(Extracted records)
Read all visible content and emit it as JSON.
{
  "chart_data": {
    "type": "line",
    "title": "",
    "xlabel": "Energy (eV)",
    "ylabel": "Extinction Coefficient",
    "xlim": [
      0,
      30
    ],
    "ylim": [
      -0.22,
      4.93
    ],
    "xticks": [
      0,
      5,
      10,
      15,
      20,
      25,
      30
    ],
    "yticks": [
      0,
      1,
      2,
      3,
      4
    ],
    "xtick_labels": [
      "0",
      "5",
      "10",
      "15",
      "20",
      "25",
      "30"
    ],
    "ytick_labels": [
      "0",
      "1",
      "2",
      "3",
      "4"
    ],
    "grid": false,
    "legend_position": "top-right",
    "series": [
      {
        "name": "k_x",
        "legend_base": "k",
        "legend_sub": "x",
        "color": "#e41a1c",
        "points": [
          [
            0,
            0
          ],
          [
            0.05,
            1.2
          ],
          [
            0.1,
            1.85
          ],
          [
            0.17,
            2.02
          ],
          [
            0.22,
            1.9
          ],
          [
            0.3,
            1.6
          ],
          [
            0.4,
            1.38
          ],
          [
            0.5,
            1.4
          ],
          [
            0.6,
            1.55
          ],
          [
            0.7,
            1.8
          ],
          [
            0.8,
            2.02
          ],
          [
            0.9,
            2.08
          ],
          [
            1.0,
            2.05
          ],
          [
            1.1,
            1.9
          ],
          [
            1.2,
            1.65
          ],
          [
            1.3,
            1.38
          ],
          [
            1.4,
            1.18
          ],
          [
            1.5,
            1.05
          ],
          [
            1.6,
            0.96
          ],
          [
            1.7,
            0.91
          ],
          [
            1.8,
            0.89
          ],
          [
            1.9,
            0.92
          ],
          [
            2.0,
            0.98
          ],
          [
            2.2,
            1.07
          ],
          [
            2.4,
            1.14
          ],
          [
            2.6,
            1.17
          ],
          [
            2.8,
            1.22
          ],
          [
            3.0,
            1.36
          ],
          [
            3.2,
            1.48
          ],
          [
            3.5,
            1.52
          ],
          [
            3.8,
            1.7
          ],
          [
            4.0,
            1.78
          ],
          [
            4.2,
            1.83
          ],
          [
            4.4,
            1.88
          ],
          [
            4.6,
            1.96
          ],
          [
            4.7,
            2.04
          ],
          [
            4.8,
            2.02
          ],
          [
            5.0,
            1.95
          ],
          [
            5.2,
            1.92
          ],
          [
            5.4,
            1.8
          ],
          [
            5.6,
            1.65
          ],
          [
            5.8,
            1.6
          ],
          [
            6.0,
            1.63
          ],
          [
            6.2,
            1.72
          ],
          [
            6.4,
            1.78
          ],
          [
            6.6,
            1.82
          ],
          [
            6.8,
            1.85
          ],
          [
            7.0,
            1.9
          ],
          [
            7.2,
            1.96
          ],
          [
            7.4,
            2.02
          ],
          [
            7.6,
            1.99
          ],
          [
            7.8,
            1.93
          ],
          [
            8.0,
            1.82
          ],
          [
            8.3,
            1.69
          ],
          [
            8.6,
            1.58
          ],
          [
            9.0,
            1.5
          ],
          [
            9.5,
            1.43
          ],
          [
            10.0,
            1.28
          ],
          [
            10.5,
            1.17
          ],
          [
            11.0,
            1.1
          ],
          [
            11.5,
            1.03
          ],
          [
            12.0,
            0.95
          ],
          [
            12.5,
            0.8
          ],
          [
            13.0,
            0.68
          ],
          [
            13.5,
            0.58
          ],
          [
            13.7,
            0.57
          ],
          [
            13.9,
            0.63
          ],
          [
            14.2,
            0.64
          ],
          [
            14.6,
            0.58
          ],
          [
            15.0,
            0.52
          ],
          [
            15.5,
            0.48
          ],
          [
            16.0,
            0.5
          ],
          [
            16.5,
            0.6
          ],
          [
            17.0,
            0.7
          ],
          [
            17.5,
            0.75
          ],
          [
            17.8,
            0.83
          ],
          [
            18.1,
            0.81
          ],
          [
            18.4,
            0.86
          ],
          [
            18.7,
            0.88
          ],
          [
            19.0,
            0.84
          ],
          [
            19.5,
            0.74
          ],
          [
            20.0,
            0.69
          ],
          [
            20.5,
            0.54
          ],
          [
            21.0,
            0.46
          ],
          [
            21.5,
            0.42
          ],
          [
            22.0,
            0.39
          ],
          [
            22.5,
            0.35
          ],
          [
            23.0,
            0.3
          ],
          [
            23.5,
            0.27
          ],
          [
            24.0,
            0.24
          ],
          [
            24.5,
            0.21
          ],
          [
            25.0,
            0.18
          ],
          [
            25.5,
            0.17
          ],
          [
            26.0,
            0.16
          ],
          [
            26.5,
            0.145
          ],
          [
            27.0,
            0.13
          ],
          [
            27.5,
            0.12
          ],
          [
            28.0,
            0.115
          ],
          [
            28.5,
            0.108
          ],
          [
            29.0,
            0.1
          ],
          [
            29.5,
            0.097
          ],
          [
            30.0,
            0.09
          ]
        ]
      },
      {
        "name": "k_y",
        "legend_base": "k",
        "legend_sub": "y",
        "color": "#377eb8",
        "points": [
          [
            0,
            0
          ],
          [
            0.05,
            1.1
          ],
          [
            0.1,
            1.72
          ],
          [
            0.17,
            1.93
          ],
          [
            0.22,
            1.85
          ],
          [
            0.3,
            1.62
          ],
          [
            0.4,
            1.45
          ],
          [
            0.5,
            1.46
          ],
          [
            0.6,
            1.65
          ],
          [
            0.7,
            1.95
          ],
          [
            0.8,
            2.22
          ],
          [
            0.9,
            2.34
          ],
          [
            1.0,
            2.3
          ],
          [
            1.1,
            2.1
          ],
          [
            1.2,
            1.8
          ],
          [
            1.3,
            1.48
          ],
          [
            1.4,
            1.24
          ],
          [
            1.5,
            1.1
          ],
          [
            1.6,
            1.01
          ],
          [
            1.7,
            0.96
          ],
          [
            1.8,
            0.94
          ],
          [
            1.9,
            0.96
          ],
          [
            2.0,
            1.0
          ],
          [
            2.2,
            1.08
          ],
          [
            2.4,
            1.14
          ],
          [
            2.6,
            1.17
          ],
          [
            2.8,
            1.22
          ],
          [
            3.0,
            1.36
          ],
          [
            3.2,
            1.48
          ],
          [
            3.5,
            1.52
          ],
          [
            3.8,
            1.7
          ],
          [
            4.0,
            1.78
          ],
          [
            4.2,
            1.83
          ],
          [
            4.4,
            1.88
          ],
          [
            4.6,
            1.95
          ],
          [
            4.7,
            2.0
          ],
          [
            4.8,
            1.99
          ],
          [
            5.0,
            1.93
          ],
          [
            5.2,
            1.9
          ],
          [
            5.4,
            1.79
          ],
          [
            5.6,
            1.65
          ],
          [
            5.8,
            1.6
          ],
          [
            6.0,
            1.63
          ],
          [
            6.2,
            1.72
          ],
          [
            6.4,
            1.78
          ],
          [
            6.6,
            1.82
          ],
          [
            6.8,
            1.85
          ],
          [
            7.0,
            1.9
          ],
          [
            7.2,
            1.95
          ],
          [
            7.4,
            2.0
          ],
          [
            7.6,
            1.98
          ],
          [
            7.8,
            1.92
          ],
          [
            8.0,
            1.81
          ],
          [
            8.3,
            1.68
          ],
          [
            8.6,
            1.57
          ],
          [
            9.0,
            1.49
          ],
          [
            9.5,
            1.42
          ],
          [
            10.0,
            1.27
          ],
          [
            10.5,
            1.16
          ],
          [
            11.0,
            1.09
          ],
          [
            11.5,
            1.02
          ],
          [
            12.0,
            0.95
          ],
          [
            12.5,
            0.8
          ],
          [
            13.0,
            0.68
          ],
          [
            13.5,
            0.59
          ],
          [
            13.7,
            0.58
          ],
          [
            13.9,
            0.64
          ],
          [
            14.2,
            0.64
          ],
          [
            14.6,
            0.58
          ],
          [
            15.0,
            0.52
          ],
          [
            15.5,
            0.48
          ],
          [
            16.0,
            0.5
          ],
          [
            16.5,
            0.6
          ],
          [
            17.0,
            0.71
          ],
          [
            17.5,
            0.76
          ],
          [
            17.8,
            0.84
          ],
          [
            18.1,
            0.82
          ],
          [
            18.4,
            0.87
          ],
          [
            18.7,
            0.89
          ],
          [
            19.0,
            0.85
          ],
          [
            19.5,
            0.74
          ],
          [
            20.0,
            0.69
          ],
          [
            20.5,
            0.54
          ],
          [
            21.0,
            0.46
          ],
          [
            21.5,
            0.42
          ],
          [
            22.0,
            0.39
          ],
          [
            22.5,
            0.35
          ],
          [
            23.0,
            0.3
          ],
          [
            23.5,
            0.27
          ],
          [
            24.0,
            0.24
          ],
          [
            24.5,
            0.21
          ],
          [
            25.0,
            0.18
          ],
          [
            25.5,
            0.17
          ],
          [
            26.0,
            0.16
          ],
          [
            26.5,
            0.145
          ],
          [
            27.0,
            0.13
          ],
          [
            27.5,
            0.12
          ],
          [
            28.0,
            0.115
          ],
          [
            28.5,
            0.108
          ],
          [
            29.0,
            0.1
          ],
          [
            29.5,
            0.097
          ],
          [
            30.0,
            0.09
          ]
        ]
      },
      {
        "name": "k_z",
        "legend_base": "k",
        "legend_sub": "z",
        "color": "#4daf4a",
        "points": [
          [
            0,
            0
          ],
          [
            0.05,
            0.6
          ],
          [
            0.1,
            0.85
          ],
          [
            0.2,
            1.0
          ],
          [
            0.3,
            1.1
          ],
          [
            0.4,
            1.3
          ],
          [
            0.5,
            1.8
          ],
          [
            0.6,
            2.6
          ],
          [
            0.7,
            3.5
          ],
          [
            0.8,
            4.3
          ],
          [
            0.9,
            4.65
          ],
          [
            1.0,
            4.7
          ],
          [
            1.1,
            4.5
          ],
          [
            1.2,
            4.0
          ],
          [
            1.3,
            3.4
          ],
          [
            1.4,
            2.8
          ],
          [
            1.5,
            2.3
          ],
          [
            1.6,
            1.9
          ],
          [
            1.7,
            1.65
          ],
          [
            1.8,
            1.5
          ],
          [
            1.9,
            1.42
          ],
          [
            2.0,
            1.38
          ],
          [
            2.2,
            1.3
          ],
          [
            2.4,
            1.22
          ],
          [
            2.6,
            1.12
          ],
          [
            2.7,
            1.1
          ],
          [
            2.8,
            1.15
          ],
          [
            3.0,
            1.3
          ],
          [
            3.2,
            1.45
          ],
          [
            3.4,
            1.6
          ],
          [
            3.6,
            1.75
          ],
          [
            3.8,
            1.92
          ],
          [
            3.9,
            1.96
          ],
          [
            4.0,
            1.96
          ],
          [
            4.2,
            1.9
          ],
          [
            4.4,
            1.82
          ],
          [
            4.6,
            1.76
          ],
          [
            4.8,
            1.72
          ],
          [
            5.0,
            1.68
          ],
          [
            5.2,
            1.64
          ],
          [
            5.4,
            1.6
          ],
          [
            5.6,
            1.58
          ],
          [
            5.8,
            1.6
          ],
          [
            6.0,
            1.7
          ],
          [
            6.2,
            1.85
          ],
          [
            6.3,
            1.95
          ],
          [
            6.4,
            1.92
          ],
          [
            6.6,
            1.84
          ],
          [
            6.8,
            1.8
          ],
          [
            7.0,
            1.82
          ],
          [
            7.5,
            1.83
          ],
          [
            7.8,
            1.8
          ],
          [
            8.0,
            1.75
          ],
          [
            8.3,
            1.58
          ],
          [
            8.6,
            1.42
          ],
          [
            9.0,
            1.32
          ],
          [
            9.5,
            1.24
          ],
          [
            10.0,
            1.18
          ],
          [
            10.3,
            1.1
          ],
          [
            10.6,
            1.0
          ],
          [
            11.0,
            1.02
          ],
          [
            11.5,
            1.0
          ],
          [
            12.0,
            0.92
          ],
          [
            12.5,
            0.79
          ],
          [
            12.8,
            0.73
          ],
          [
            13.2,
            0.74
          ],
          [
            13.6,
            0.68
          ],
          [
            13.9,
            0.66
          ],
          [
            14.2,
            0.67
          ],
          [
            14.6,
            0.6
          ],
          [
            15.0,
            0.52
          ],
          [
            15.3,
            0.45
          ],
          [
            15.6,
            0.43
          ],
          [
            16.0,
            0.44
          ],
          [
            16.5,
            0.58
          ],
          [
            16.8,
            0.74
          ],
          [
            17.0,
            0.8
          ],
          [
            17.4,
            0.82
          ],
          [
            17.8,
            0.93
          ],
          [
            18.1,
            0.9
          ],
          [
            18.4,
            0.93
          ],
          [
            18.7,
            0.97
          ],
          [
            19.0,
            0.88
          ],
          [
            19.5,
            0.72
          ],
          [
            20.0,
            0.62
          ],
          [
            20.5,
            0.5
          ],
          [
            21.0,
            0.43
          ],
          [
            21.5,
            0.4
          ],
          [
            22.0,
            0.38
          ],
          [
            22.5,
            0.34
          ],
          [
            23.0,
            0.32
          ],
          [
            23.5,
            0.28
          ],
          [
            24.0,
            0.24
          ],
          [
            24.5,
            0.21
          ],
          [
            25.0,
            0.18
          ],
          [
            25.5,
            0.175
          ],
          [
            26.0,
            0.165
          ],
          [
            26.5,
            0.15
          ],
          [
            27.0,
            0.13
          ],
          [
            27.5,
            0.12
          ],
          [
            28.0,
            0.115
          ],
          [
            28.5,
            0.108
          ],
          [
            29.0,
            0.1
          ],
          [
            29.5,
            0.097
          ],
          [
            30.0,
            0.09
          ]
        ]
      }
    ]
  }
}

What the task asks: Going through the entries above, report how many lines include the string "color". The number alone is the answer.

Expected answer: 3